Can you quote the records below in full, word for word?

-------- DATASET ROWS

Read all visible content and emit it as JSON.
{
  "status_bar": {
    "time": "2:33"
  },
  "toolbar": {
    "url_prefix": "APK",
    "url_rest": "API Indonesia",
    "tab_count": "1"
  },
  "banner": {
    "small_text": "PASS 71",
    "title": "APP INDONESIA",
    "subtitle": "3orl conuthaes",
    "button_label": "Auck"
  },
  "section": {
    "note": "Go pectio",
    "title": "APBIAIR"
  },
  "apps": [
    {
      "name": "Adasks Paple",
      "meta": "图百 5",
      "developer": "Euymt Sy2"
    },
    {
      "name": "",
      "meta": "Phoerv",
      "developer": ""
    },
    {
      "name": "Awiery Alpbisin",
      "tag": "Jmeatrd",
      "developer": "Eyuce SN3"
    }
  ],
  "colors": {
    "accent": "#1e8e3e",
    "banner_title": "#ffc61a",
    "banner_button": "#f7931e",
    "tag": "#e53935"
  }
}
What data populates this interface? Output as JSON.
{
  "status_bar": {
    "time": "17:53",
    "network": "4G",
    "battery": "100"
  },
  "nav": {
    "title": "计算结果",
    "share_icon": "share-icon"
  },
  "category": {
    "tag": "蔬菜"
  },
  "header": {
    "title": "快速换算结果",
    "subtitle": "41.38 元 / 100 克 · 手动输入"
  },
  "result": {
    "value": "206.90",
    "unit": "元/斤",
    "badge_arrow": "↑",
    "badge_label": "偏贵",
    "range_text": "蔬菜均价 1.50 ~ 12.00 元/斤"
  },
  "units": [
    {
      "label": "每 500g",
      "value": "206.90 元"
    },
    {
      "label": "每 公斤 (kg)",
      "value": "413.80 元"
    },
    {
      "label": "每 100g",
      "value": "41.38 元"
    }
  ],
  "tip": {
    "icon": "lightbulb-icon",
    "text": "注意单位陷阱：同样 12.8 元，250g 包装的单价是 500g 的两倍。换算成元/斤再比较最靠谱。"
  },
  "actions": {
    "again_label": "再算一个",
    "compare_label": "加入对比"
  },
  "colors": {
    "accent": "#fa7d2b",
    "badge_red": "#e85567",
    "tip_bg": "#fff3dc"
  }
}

----------------

• [COMPLETED TASK]
Read all visible content and emit it as JSON.
{
  "status_bar": {
    "time": "2:33"
  },
  "toolbar": {
    "url_prefix": "APK",
    "url_rest": "API Indonesia",
    "tab_count": "1"
  },
  "banner": {
    "small_text": "PASS 71",
    "title": "APP INDONESIA",
    "subtitle": "3orl conuthaes",
    "button_label": "Auck"
  },
  "section": {
    "note": "Go pectio",
    "title": "APBIAIR"
  },
  "apps": [
    {
      "name": "Adasks Paple",
      "meta": "图百 5",
      "developer": "Euymt Sy2"
    },
    {
      "name": "",
      "meta": "Phoerv",
      "developer": ""
    },
    {
      "name": "Awiery Alpbisin",
      "tag": "Jmeatrd",
      "developer": "Eyuce SN3"
    }
  ],
  "colors": {
    "accent": "#1e8e3e",
    "banner_title": "#ffc61a",
    "banner_button": "#f7931e",
    "tag": "#e53935"
  }
}
What data populates this interface? Output as JSON.
{
  "status_bar": {
    "time": "17:53",
    "network": "4G",
    "battery": "100"
  },
  "nav": {
    "title": "计算结果",
    "share_icon": "share-icon"
  },
  "category": {
    "tag": "蔬菜"
  },
  "header": {
    "title": "快速换算结果",
    "subtitle": "41.38 元 / 100 克 · 手动输入"
  },
  "result": {
    "value": "206.90",
    "unit": "元/斤",
    "badge_arrow": "↑",
    "badge_label": "偏贵",
    "range_text": "蔬菜均价 1.50 ~ 12.00 元/斤"
  },
  "units": [
    {
      "label": "每 500g",
      "value": "206.90 元"
    },
    {
      "label": "每 公斤 (kg)",
      "value": "413.80 元"
    },
    {
      "label": "每 100g",
      "value": "41.38 元"
    }
  ],
  "tip": {
    "icon": "lightbulb-icon",
    "text": "注意单位陷阱：同样 12.8 元，250g 包装的单价是 500g 的两倍。换算成元/斤再比较最靠谱。"
  },
  "actions": {
    "again_label": "再算一个",
    "compare_label": "加入对比"
  },
  "colors": {
    "accent": "#fa7d2b",
    "badge_red": "#e85567",
    "tip_bg": "#fff3dc"
  }
}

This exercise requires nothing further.